→ EXERCISE OBJECTIVE:
Determine how many lines include "Agency". Give the number and nothing else.
-------- EXERCISE MATERIAL
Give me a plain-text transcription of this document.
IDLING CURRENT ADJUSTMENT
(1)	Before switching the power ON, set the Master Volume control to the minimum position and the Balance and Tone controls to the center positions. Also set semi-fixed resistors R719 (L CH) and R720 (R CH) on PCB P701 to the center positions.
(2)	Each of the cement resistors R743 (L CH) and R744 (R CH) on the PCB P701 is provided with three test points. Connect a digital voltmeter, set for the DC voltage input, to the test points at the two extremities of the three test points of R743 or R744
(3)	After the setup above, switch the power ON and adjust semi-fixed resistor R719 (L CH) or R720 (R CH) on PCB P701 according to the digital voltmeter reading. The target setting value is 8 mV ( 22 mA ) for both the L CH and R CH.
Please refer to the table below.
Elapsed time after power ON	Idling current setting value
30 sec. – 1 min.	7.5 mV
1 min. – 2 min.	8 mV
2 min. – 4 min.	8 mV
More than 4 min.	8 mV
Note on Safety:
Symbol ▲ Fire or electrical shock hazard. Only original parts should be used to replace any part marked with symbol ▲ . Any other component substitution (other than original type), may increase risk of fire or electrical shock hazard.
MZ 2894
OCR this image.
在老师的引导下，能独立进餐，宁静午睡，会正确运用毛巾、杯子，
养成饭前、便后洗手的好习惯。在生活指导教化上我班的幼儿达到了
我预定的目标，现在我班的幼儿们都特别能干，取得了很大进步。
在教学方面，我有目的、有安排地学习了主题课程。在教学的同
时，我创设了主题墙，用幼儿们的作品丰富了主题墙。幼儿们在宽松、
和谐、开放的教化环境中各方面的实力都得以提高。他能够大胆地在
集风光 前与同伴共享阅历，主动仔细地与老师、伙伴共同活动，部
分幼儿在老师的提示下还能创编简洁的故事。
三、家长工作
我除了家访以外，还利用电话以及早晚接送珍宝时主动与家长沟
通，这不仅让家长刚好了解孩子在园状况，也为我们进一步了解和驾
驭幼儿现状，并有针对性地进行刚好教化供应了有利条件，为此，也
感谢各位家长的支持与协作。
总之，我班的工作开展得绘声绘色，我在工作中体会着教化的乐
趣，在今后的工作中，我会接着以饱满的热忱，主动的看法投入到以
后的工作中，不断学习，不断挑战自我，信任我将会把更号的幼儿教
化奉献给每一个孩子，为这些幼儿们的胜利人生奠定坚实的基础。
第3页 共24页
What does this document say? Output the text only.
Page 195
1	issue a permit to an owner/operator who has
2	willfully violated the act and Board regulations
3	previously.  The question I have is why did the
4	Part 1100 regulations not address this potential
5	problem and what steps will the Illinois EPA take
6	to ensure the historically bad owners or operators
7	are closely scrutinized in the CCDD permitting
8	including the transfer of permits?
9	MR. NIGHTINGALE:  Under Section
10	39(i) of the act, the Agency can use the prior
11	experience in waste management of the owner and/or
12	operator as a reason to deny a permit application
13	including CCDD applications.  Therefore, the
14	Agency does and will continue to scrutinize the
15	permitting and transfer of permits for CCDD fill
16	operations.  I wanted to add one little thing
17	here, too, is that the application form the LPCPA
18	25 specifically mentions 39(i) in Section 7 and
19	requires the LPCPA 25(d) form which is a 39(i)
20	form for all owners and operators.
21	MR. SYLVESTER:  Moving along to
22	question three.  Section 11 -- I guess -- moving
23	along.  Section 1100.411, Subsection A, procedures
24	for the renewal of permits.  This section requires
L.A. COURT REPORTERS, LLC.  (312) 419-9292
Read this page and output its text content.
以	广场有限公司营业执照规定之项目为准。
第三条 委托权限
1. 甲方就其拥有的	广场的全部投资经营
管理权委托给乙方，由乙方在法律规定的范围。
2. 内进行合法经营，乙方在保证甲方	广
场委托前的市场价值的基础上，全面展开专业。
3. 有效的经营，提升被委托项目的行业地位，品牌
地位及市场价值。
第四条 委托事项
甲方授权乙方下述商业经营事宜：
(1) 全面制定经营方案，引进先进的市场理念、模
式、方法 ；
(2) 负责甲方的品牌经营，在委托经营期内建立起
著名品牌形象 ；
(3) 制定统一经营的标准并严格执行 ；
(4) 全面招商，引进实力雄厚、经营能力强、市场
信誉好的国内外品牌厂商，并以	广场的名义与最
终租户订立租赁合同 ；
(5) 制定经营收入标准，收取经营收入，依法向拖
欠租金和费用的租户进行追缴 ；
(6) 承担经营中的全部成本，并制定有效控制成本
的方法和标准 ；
----------------
→ OUTPUT FOR THIS TASK:
2